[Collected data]
——

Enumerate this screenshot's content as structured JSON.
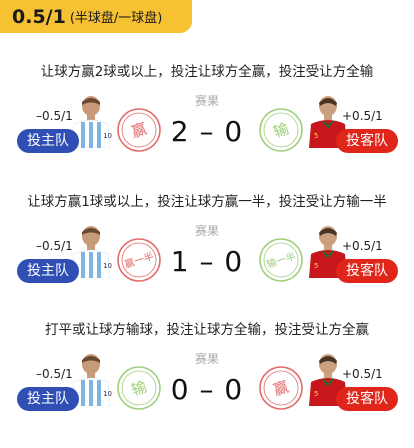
{
  "header": {
    "title": "0.5/1",
    "subtitle": "(半球盘/一球盘)"
  },
  "scenarios": [
    {
      "rule": "让球方赢2球或以上，投注让球方全赢，投注受让方全输",
      "home_handicap": "–0.5/1",
      "away_handicap": "+0.5/1",
      "home_label": "投主队",
      "away_label": "投客队",
      "result_label": "赛果",
      "score": "2 – 0",
      "home_stamp": "赢",
      "away_stamp": "输"
    },
    {
      "rule": "让球方赢1球或以上，投注让球方赢一半，投注受让方输一半",
      "home_handicap": "–0.5/1",
      "away_handicap": "+0.5/1",
      "home_label": "投主队",
      "away_label": "投客队",
      "result_label": "赛果",
      "score": "1 – 0",
      "home_stamp": "赢一半",
      "away_stamp": "输一半"
    },
    {
      "rule": "打平或让球方输球，投注让球方全输，投注受让方全赢",
      "home_handicap": "–0.5/1",
      "away_handicap": "+0.5/1",
      "home_label": "投主队",
      "away_label": "投客队",
      "result_label": "赛果",
      "score": "0 – 0",
      "home_stamp": "输",
      "away_stamp": "赢"
    }
  ],
  "colors": {
    "win": "#e36a6a",
    "lose": "#9fcf7b",
    "home": "#2f4fb4",
    "away": "#e0251b",
    "tag": "#f6c233"
  }
}
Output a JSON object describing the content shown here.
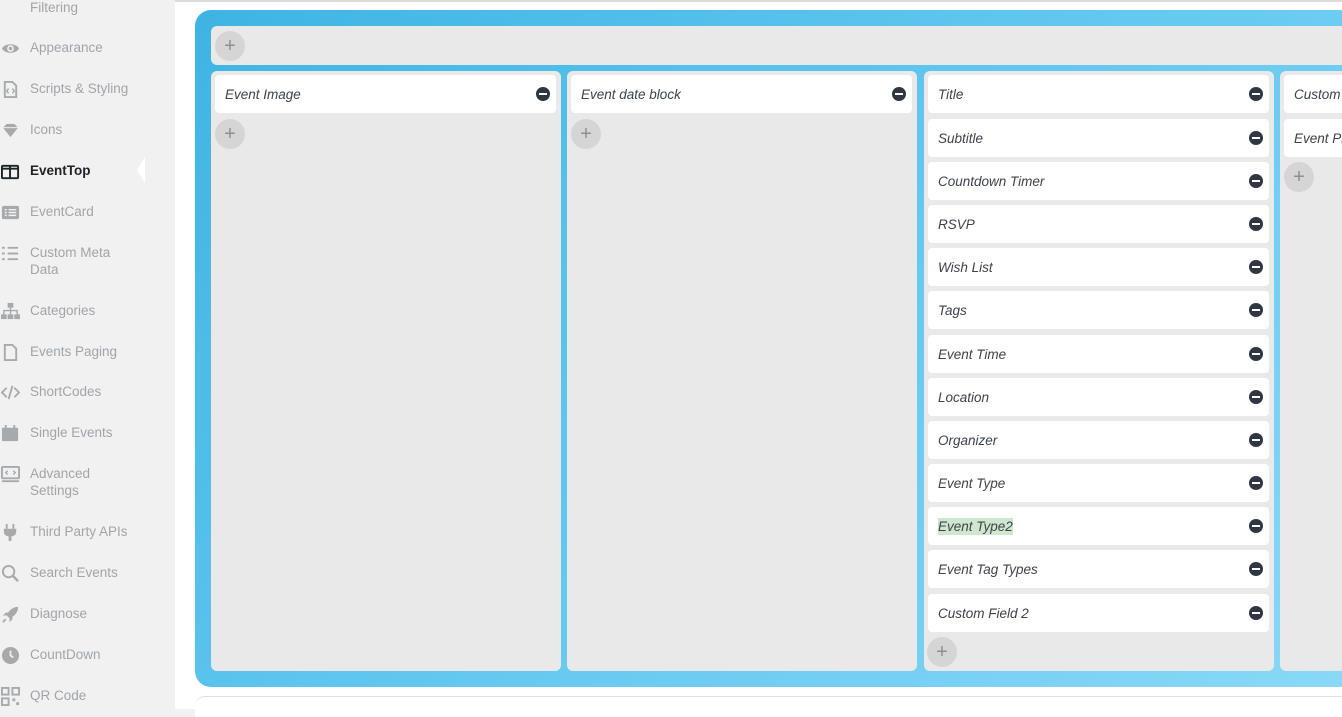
{
  "sidebar": {
    "items": [
      {
        "label": "Filtering",
        "icon": "filter-icon"
      },
      {
        "label": "Appearance",
        "icon": "eye-icon"
      },
      {
        "label": "Scripts & Styling",
        "icon": "code-file-icon"
      },
      {
        "label": "Icons",
        "icon": "diamond-icon"
      },
      {
        "label": "EventTop",
        "icon": "columns-icon",
        "active": true
      },
      {
        "label": "EventCard",
        "icon": "list-card-icon"
      },
      {
        "label": "Custom Meta Data",
        "icon": "list-icon"
      },
      {
        "label": "Categories",
        "icon": "sitemap-icon"
      },
      {
        "label": "Events Paging",
        "icon": "file-icon"
      },
      {
        "label": "ShortCodes",
        "icon": "code-icon"
      },
      {
        "label": "Single Events",
        "icon": "calendar-icon"
      },
      {
        "label": "Advanced Settings",
        "icon": "monitor-code-icon"
      },
      {
        "label": "Third Party APIs",
        "icon": "plug-icon"
      },
      {
        "label": "Search Events",
        "icon": "search-icon"
      },
      {
        "label": "Diagnose",
        "icon": "rocket-icon"
      },
      {
        "label": "CountDown",
        "icon": "clock-icon"
      },
      {
        "label": "QR Code",
        "icon": "qr-code-icon"
      }
    ]
  },
  "layout": {
    "add_symbol": "+",
    "columns": [
      {
        "fields": [
          "Event Image"
        ]
      },
      {
        "fields": [
          "Event date block"
        ]
      },
      {
        "fields": [
          "Title",
          "Subtitle",
          "Countdown Timer",
          "RSVP",
          "Wish List",
          "Tags",
          "Event Time",
          "Location",
          "Organizer",
          "Event Type",
          "Event Type2",
          "Event Tag Types",
          "Custom Field 2"
        ]
      },
      {
        "fields": [
          "Custom",
          "Event Pr"
        ]
      }
    ]
  },
  "colors": {
    "accent_gradient_start": "#3eb4e3",
    "accent_gradient_end": "#8ad8f7",
    "active_text": "#1d2327",
    "inactive_text": "#a0a5aa",
    "highlight": "#cfe7cf"
  }
}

——

■ Stated task ■
Restate the records above in full, word for word. Keep pictures out.

■ Response to the exercise ■
Enumerate this screenshot's content as structured JSON.
{
  "header": {
    "title": "0.5/1",
    "subtitle": "(半球盘/一球盘)"
  },
  "scenarios": [
    {
      "rule": "让球方赢2球或以上，投注让球方全赢，投注受让方全输",
      "home_handicap": "–0.5/1",
      "away_handicap": "+0.5/1",
      "home_label": "投主队",
      "away_label": "投客队",
      "result_label": "赛果",
      "score": "2 – 0",
      "home_stamp": "赢",
      "away_stamp": "输"
    },
    {
      "rule": "让球方赢1球或以上，投注让球方赢一半，投注受让方输一半",
      "home_handicap": "–0.5/1",
      "away_handicap": "+0.5/1",
      "home_label": "投主队",
      "away_label": "投客队",
      "result_label": "赛果",
      "score": "1 – 0",
      "home_stamp": "赢一半",
      "away_stamp": "输一半"
    },
    {
      "rule": "打平或让球方输球，投注让球方全输，投注受让方全赢",
      "home_handicap": "–0.5/1",
      "away_handicap": "+0.5/1",
      "home_label": "投主队",
      "away_label": "投客队",
      "result_label": "赛果",
      "score": "0 – 0",
      "home_stamp": "输",
      "away_stamp": "赢"
    }
  ],
  "colors": {
    "win": "#e36a6a",
    "lose": "#9fcf7b",
    "home": "#2f4fb4",
    "away": "#e0251b",
    "tag": "#f6c233"
  }
}
Output a JSON object describing the content shown here.
{
  "sidebar": {
    "items": [
      {
        "label": "Filtering",
        "icon": "filter-icon"
      },
      {
        "label": "Appearance",
        "icon": "eye-icon"
      },
      {
        "label": "Scripts & Styling",
        "icon": "code-file-icon"
      },
      {
        "label": "Icons",
        "icon": "diamond-icon"
      },
      {
        "label": "EventTop",
        "icon": "columns-icon",
        "active": true
      },
      {
        "label": "EventCard",
        "icon": "list-card-icon"
      },
      {
        "label": "Custom Meta Data",
        "icon": "list-icon"
      },
      {
        "label": "Categories",
        "icon": "sitemap-icon"
      },
      {
        "label": "Events Paging",
        "icon": "file-icon"
      },
      {
        "label": "ShortCodes",
        "icon": "code-icon"
      },
      {
        "label": "Single Events",
        "icon": "calendar-icon"
      },
      {
        "label": "Advanced Settings",
        "icon": "monitor-code-icon"
      },
      {
        "label": "Third Party APIs",
        "icon": "plug-icon"
      },
      {
        "label": "Search Events",
        "icon": "search-icon"
      },
      {
        "label": "Diagnose",
        "icon": "rocket-icon"
      },
      {
        "label": "CountDown",
        "icon": "clock-icon"
      },
      {
        "label": "QR Code",
        "icon": "qr-code-icon"
      }
    ]
  },
  "layout": {
    "add_symbol": "+",
    "columns": [
      {
        "fields": [
          "Event Image"
        ]
      },
      {
        "fields": [
          "Event date block"
        ]
      },
      {
        "fields": [
          "Title",
          "Subtitle",
          "Countdown Timer",
          "RSVP",
          "Wish List",
          "Tags",
          "Event Time",
          "Location",
          "Organizer",
          "Event Type",
          "Event Type2",
          "Event Tag Types",
          "Custom Field 2"
        ]
      },
      {
        "fields": [
          "Custom",
          "Event Pr"
        ]
      }
    ]
  },
  "colors": {
    "accent_gradient_start": "#3eb4e3",
    "accent_gradient_end": "#8ad8f7",
    "active_text": "#1d2327",
    "inactive_text": "#a0a5aa",
    "highlight": "#cfe7cf"
  }
}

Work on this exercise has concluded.